Provided entries ->
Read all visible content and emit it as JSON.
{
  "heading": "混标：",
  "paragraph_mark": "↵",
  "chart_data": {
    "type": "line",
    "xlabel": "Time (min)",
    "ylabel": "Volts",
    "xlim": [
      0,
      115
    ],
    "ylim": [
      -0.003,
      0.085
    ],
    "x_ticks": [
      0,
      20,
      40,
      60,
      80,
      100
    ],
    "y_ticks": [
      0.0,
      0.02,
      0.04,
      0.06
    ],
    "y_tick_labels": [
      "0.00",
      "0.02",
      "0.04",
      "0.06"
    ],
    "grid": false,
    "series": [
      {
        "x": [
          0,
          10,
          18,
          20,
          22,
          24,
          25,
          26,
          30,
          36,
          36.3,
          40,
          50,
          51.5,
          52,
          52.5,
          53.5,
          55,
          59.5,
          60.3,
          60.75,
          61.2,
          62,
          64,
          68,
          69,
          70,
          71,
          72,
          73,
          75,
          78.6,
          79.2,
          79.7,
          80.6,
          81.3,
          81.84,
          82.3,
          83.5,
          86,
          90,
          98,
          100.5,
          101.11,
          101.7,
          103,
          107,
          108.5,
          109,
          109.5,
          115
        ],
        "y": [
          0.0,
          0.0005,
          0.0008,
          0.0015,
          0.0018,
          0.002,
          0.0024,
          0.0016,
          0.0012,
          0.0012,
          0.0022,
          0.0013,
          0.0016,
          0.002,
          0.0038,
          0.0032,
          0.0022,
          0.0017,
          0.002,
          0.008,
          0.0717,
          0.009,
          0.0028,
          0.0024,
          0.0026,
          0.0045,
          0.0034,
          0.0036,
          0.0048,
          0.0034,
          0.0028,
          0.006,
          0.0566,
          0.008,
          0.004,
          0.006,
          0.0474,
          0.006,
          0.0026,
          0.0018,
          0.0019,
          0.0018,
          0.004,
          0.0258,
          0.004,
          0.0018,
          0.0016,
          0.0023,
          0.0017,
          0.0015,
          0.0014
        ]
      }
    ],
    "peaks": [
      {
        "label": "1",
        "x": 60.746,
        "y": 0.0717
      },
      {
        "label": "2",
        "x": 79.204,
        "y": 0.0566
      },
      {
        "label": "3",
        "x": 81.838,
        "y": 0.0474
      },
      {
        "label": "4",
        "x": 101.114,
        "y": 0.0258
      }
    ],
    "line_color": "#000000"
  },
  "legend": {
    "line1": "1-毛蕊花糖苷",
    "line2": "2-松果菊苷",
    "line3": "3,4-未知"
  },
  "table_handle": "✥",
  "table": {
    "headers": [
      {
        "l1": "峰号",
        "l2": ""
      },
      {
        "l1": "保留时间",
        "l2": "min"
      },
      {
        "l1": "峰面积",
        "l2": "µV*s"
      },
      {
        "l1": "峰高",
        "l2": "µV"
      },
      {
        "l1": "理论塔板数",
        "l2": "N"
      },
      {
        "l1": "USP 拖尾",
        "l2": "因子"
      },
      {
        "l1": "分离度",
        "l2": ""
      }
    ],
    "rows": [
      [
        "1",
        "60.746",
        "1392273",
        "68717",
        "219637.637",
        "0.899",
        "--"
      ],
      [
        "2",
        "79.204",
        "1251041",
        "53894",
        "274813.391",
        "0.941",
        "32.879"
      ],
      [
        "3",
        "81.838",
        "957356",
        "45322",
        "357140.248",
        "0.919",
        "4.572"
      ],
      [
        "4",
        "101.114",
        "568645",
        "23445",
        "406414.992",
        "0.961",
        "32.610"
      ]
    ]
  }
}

Directions for this task -> Quote the data in full, keeping each word unchanged.

Final answer ->
Read all visible content and emit it as JSON.
{
  "heading": "混标：",
  "paragraph_mark": "↵",
  "chart_data": {
    "type": "line",
    "xlabel": "Time (min)",
    "ylabel": "Volts",
    "xlim": [
      0,
      115
    ],
    "ylim": [
      -0.003,
      0.085
    ],
    "x_ticks": [
      0,
      20,
      40,
      60,
      80,
      100
    ],
    "y_ticks": [
      0.0,
      0.02,
      0.04,
      0.06
    ],
    "y_tick_labels": [
      "0.00",
      "0.02",
      "0.04",
      "0.06"
    ],
    "grid": false,
    "series": [
      {
        "x": [
          0,
          10,
          18,
          20,
          22,
          24,
          25,
          26,
          30,
          36,
          36.3,
          40,
          50,
          51.5,
          52,
          52.5,
          53.5,
          55,
          59.5,
          60.3,
          60.75,
          61.2,
          62,
          64,
          68,
          69,
          70,
          71,
          72,
          73,
          75,
          78.6,
          79.2,
          79.7,
          80.6,
          81.3,
          81.84,
          82.3,
          83.5,
          86,
          90,
          98,
          100.5,
          101.11,
          101.7,
          103,
          107,
          108.5,
          109,
          109.5,
          115
        ],
        "y": [
          0.0,
          0.0005,
          0.0008,
          0.0015,
          0.0018,
          0.002,
          0.0024,
          0.0016,
          0.0012,
          0.0012,
          0.0022,
          0.0013,
          0.0016,
          0.002,
          0.0038,
          0.0032,
          0.0022,
          0.0017,
          0.002,
          0.008,
          0.0717,
          0.009,
          0.0028,
          0.0024,
          0.0026,
          0.0045,
          0.0034,
          0.0036,
          0.0048,
          0.0034,
          0.0028,
          0.006,
          0.0566,
          0.008,
          0.004,
          0.006,
          0.0474,
          0.006,
          0.0026,
          0.0018,
          0.0019,
          0.0018,
          0.004,
          0.0258,
          0.004,
          0.0018,
          0.0016,
          0.0023,
          0.0017,
          0.0015,
          0.0014
        ]
      }
    ],
    "peaks": [
      {
        "label": "1",
        "x": 60.746,
        "y": 0.0717
      },
      {
        "label": "2",
        "x": 79.204,
        "y": 0.0566
      },
      {
        "label": "3",
        "x": 81.838,
        "y": 0.0474
      },
      {
        "label": "4",
        "x": 101.114,
        "y": 0.0258
      }
    ],
    "line_color": "#000000"
  },
  "legend": {
    "line1": "1-毛蕊花糖苷",
    "line2": "2-松果菊苷",
    "line3": "3,4-未知"
  },
  "table_handle": "✥",
  "table": {
    "headers": [
      {
        "l1": "峰号",
        "l2": ""
      },
      {
        "l1": "保留时间",
        "l2": "min"
      },
      {
        "l1": "峰面积",
        "l2": "µV*s"
      },
      {
        "l1": "峰高",
        "l2": "µV"
      },
      {
        "l1": "理论塔板数",
        "l2": "N"
      },
      {
        "l1": "USP 拖尾",
        "l2": "因子"
      },
      {
        "l1": "分离度",
        "l2": ""
      }
    ],
    "rows": [
      [
        "1",
        "60.746",
        "1392273",
        "68717",
        "219637.637",
        "0.899",
        "--"
      ],
      [
        "2",
        "79.204",
        "1251041",
        "53894",
        "274813.391",
        "0.941",
        "32.879"
      ],
      [
        "3",
        "81.838",
        "957356",
        "45322",
        "357140.248",
        "0.919",
        "4.572"
      ],
      [
        "4",
        "101.114",
        "568645",
        "23445",
        "406414.992",
        "0.961",
        "32.610"
      ]
    ]
  }
}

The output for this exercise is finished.